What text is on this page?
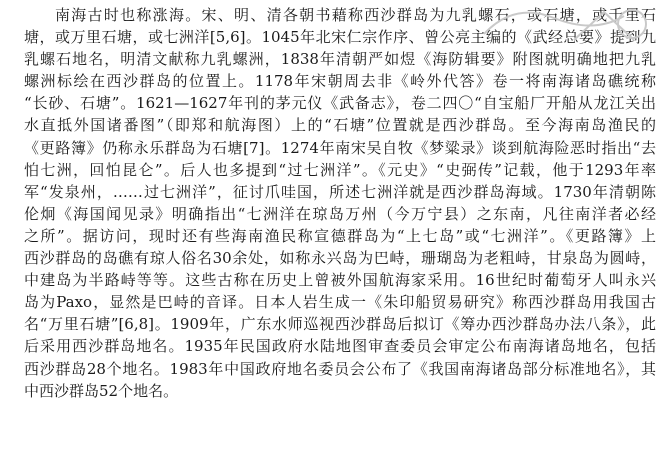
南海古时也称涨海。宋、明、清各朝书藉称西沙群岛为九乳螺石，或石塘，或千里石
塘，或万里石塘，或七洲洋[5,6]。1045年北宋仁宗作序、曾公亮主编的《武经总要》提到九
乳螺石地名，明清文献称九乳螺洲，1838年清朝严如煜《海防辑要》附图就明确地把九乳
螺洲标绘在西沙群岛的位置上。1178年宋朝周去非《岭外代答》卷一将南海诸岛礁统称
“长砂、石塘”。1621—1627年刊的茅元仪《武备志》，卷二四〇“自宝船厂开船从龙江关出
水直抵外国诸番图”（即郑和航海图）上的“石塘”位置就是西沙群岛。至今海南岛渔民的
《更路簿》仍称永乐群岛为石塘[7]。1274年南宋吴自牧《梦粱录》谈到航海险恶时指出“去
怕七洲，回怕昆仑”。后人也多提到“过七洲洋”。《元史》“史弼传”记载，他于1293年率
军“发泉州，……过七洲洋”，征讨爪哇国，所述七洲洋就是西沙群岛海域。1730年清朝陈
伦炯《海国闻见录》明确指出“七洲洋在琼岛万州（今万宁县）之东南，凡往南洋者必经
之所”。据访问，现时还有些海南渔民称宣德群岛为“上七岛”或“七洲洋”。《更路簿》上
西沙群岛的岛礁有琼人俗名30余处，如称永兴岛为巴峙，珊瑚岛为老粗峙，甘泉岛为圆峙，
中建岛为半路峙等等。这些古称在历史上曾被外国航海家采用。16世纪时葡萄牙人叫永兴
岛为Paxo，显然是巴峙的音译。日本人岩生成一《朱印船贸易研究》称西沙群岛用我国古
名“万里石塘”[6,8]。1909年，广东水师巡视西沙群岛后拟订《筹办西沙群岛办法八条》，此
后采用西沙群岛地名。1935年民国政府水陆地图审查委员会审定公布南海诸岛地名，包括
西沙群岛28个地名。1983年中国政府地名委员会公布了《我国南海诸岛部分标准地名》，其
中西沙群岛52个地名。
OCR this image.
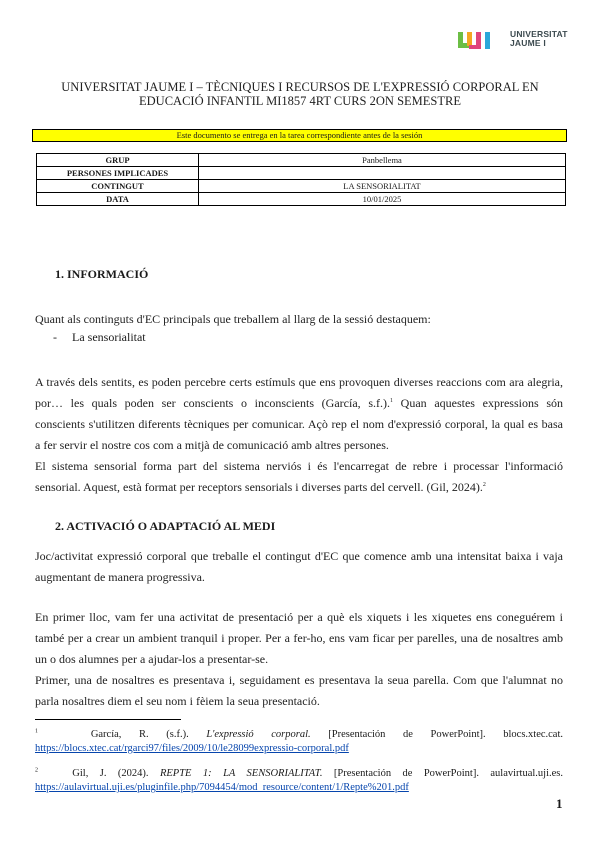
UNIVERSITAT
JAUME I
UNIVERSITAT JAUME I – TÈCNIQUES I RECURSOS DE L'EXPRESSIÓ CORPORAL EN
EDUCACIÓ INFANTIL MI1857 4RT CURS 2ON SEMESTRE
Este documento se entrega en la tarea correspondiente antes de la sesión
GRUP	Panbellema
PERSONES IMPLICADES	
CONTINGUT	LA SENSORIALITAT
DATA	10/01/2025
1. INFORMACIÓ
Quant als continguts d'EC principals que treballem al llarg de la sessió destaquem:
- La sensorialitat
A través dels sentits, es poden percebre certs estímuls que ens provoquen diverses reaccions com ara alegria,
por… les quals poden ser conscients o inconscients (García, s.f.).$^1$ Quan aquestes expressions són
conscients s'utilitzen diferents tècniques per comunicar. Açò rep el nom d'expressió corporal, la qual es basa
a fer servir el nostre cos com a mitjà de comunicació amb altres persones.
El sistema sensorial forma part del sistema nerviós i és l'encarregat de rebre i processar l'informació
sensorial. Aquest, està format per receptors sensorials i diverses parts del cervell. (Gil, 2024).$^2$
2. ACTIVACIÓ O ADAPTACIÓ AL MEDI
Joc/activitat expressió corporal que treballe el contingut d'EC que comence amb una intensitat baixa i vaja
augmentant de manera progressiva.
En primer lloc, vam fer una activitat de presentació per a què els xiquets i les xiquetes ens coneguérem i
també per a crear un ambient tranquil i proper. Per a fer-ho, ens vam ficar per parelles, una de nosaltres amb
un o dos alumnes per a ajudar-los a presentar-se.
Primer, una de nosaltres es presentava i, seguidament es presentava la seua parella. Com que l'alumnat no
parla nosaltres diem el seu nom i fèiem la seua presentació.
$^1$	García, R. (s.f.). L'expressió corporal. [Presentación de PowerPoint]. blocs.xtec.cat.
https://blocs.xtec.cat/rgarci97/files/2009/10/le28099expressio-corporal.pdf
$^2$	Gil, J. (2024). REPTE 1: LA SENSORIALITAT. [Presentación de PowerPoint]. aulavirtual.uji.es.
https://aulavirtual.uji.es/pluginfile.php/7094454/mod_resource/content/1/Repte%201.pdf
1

----

■ Description of the task
Which lines contain the word "this"? Copy each one.

■ The reply
What text is on this page?
OCR this image.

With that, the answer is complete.